#### WORK INSTRUCTIONS:
Under no circumstances alter the records; copy each one exactly.

Transcription dataset entries:
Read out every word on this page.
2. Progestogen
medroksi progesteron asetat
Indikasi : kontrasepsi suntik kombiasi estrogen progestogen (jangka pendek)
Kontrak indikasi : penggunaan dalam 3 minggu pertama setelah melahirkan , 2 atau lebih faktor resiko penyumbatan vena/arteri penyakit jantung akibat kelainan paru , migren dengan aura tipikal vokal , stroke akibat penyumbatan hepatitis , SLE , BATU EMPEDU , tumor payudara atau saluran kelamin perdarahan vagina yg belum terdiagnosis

#### RESULT FOR THIS EXERCISE:
Read out every word on this page.
2. Progestogen
medroksi progesteron asetat
Indikasi : kontrasepsi suntik kombiasi estrogen progestogen (jangka pendek)
Kontrak indikasi : penggunaan dalam 3 minggu pertama setelah melahirkan , 2 atau lebih faktor resiko penyumbatan vena/arteri penyakit jantung akibat kelainan paru , migren dengan aura tipikal vokal , stroke akibat penyumbatan hepatitis , SLE , BATU EMPEDU , tumor payudara atau saluran kelamin perdarahan vagina yg belum terdiagnosis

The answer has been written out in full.